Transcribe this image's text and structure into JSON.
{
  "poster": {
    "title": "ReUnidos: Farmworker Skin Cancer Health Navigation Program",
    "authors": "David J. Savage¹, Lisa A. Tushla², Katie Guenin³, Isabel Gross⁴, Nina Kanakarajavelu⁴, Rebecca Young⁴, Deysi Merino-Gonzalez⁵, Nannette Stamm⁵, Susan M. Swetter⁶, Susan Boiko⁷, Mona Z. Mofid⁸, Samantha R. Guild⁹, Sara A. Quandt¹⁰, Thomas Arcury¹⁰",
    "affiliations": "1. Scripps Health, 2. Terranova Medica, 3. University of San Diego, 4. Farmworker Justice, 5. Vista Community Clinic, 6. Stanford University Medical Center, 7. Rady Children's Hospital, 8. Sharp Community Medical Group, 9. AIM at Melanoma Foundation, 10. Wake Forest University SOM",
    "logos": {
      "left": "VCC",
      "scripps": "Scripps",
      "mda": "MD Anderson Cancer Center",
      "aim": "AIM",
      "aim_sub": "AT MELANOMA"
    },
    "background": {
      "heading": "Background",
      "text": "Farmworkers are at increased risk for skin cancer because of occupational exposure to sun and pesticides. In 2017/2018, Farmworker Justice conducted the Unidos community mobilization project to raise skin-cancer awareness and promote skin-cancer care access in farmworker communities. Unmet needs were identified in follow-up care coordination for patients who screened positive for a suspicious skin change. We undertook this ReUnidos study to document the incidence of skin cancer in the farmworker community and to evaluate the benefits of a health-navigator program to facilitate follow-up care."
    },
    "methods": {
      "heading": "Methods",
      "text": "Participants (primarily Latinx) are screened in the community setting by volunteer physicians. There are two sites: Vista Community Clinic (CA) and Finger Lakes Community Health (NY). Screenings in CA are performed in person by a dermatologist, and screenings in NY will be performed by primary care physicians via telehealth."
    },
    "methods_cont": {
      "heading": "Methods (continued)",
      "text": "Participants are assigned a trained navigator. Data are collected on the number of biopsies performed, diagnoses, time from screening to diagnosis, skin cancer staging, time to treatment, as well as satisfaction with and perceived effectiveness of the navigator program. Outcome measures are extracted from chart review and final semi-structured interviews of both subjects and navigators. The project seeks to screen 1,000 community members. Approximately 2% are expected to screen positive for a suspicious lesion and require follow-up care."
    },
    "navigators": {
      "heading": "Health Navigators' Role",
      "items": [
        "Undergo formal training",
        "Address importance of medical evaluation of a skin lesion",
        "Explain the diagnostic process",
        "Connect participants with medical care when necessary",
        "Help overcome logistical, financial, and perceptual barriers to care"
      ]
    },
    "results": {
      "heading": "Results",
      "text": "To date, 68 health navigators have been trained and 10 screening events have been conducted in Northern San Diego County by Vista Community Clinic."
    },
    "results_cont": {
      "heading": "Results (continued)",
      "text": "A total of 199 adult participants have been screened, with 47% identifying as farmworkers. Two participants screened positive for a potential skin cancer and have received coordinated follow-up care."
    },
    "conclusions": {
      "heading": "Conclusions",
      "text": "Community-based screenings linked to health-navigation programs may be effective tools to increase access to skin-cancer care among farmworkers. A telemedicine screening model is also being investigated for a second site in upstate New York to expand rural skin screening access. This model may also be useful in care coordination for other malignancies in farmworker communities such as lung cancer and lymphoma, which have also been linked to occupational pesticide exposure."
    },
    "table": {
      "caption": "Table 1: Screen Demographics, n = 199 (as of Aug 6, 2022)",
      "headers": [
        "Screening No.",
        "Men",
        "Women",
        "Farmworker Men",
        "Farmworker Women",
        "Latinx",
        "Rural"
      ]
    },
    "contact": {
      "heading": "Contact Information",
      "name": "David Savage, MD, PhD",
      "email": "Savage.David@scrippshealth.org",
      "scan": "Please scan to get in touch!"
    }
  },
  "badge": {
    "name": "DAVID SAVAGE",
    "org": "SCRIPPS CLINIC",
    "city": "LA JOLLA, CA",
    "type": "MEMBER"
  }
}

------------------------------------------------------------------------

**What the task asks**
Copy the lines that hold the word "name". Take them from the records above.

**Result**
      "name": "David Savage, MD, PhD",
    "name": "DAVID SAVAGE",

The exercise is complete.